'''

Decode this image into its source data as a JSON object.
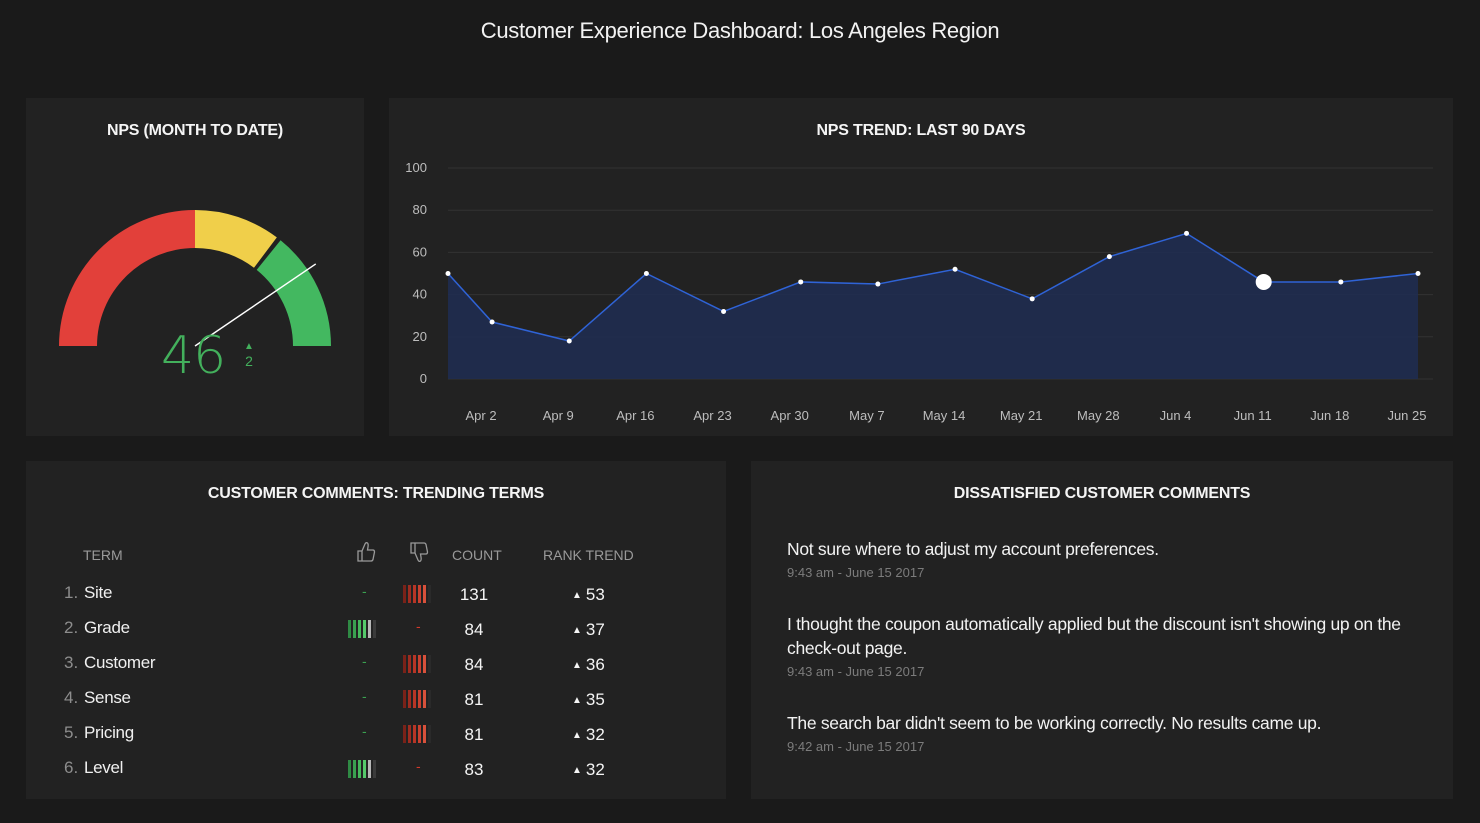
{
  "dashboard": {
    "title": "Customer Experience Dashboard: Los Angeles Region"
  },
  "nps_panel": {
    "title": "NPS (MONTH TO DATE)",
    "value": "46",
    "delta": "2",
    "delta_direction": "up",
    "gauge_colors": {
      "low": "#e2403a",
      "mid": "#f0cf4a",
      "high": "#43b860"
    },
    "needle_value_fraction": 0.81
  },
  "trend_panel": {
    "title": "NPS TREND: LAST 90 DAYS"
  },
  "chart_data": {
    "type": "area",
    "title": "NPS TREND: LAST 90 DAYS",
    "xlabel": "",
    "ylabel": "",
    "ylim": [
      0,
      100
    ],
    "y_ticks": [
      "0",
      "20",
      "40",
      "60",
      "80",
      "100"
    ],
    "x_tick_labels": [
      "Apr 2",
      "Apr 9",
      "Apr 16",
      "Apr 23",
      "Apr 30",
      "May 7",
      "May 14",
      "May 21",
      "May 28",
      "Jun 4",
      "Jun 11",
      "Jun 18",
      "Jun 25"
    ],
    "x_tick_days": [
      3,
      10,
      17,
      24,
      31,
      38,
      45,
      52,
      59,
      66,
      73,
      80,
      87
    ],
    "x": [
      "Mar 30",
      "Apr 3",
      "Apr 10",
      "Apr 17",
      "Apr 24",
      "May 1",
      "May 8",
      "May 15",
      "May 22",
      "May 29",
      "Jun 5",
      "Jun 12",
      "Jun 19",
      "Jun 26"
    ],
    "x_days": [
      0,
      4,
      11,
      18,
      25,
      32,
      39,
      46,
      53,
      60,
      67,
      74,
      81,
      88
    ],
    "values": [
      50,
      27,
      18,
      50,
      32,
      46,
      45,
      52,
      38,
      58,
      69,
      46,
      46,
      50
    ],
    "highlight_index": 11,
    "grid": true,
    "colors": {
      "line": "#2f63d6",
      "fill": "#1e2d52",
      "point": "#ffffff"
    }
  },
  "terms_panel": {
    "title": "CUSTOMER COMMENTS: TRENDING TERMS",
    "headers": {
      "term": "TERM",
      "count": "COUNT",
      "rank_trend": "RANK TREND"
    },
    "rows": [
      {
        "rank": "1.",
        "term": "Site",
        "sentiment": "negative",
        "count": "131",
        "trend": "53"
      },
      {
        "rank": "2.",
        "term": "Grade",
        "sentiment": "positive",
        "count": "84",
        "trend": "37"
      },
      {
        "rank": "3.",
        "term": "Customer",
        "sentiment": "negative",
        "count": "84",
        "trend": "36"
      },
      {
        "rank": "4.",
        "term": "Sense",
        "sentiment": "negative",
        "count": "81",
        "trend": "35"
      },
      {
        "rank": "5.",
        "term": "Pricing",
        "sentiment": "negative",
        "count": "81",
        "trend": "32"
      },
      {
        "rank": "6.",
        "term": "Level",
        "sentiment": "positive",
        "count": "83",
        "trend": "32"
      }
    ],
    "colors": {
      "positive": "#3aa150",
      "negative": "#c0392b"
    }
  },
  "comments_panel": {
    "title": "DISSATISFIED CUSTOMER COMMENTS",
    "comments": [
      {
        "text": "Not sure where to adjust my account preferences.",
        "time": "9:43 am - June 15 2017"
      },
      {
        "text": "I thought the coupon automatically applied but the discount isn't showing up on the check-out page.",
        "time": "9:43 am - June 15 2017"
      },
      {
        "text": "The search bar didn't seem to be working correctly. No results came up.",
        "time": "9:42 am - June 15 2017"
      }
    ]
  }
}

'''

__PROBLEM TO WORK ON__
Transcribe the records above verbatim. Do not carry over any picture.

__EXPECTED OUTPUT__
Decode this image into its source data as a JSON object.
{
  "dashboard": {
    "title": "Customer Experience Dashboard: Los Angeles Region"
  },
  "nps_panel": {
    "title": "NPS (MONTH TO DATE)",
    "value": "46",
    "delta": "2",
    "delta_direction": "up",
    "gauge_colors": {
      "low": "#e2403a",
      "mid": "#f0cf4a",
      "high": "#43b860"
    },
    "needle_value_fraction": 0.81
  },
  "trend_panel": {
    "title": "NPS TREND: LAST 90 DAYS"
  },
  "chart_data": {
    "type": "area",
    "title": "NPS TREND: LAST 90 DAYS",
    "xlabel": "",
    "ylabel": "",
    "ylim": [
      0,
      100
    ],
    "y_ticks": [
      "0",
      "20",
      "40",
      "60",
      "80",
      "100"
    ],
    "x_tick_labels": [
      "Apr 2",
      "Apr 9",
      "Apr 16",
      "Apr 23",
      "Apr 30",
      "May 7",
      "May 14",
      "May 21",
      "May 28",
      "Jun 4",
      "Jun 11",
      "Jun 18",
      "Jun 25"
    ],
    "x_tick_days": [
      3,
      10,
      17,
      24,
      31,
      38,
      45,
      52,
      59,
      66,
      73,
      80,
      87
    ],
    "x": [
      "Mar 30",
      "Apr 3",
      "Apr 10",
      "Apr 17",
      "Apr 24",
      "May 1",
      "May 8",
      "May 15",
      "May 22",
      "May 29",
      "Jun 5",
      "Jun 12",
      "Jun 19",
      "Jun 26"
    ],
    "x_days": [
      0,
      4,
      11,
      18,
      25,
      32,
      39,
      46,
      53,
      60,
      67,
      74,
      81,
      88
    ],
    "values": [
      50,
      27,
      18,
      50,
      32,
      46,
      45,
      52,
      38,
      58,
      69,
      46,
      46,
      50
    ],
    "highlight_index": 11,
    "grid": true,
    "colors": {
      "line": "#2f63d6",
      "fill": "#1e2d52",
      "point": "#ffffff"
    }
  },
  "terms_panel": {
    "title": "CUSTOMER COMMENTS: TRENDING TERMS",
    "headers": {
      "term": "TERM",
      "count": "COUNT",
      "rank_trend": "RANK TREND"
    },
    "rows": [
      {
        "rank": "1.",
        "term": "Site",
        "sentiment": "negative",
        "count": "131",
        "trend": "53"
      },
      {
        "rank": "2.",
        "term": "Grade",
        "sentiment": "positive",
        "count": "84",
        "trend": "37"
      },
      {
        "rank": "3.",
        "term": "Customer",
        "sentiment": "negative",
        "count": "84",
        "trend": "36"
      },
      {
        "rank": "4.",
        "term": "Sense",
        "sentiment": "negative",
        "count": "81",
        "trend": "35"
      },
      {
        "rank": "5.",
        "term": "Pricing",
        "sentiment": "negative",
        "count": "81",
        "trend": "32"
      },
      {
        "rank": "6.",
        "term": "Level",
        "sentiment": "positive",
        "count": "83",
        "trend": "32"
      }
    ],
    "colors": {
      "positive": "#3aa150",
      "negative": "#c0392b"
    }
  },
  "comments_panel": {
    "title": "DISSATISFIED CUSTOMER COMMENTS",
    "comments": [
      {
        "text": "Not sure where to adjust my account preferences.",
        "time": "9:43 am - June 15 2017"
      },
      {
        "text": "I thought the coupon automatically applied but the discount isn't showing up on the check-out page.",
        "time": "9:43 am - June 15 2017"
      },
      {
        "text": "The search bar didn't seem to be working correctly. No results came up.",
        "time": "9:42 am - June 15 2017"
      }
    ]
  }
}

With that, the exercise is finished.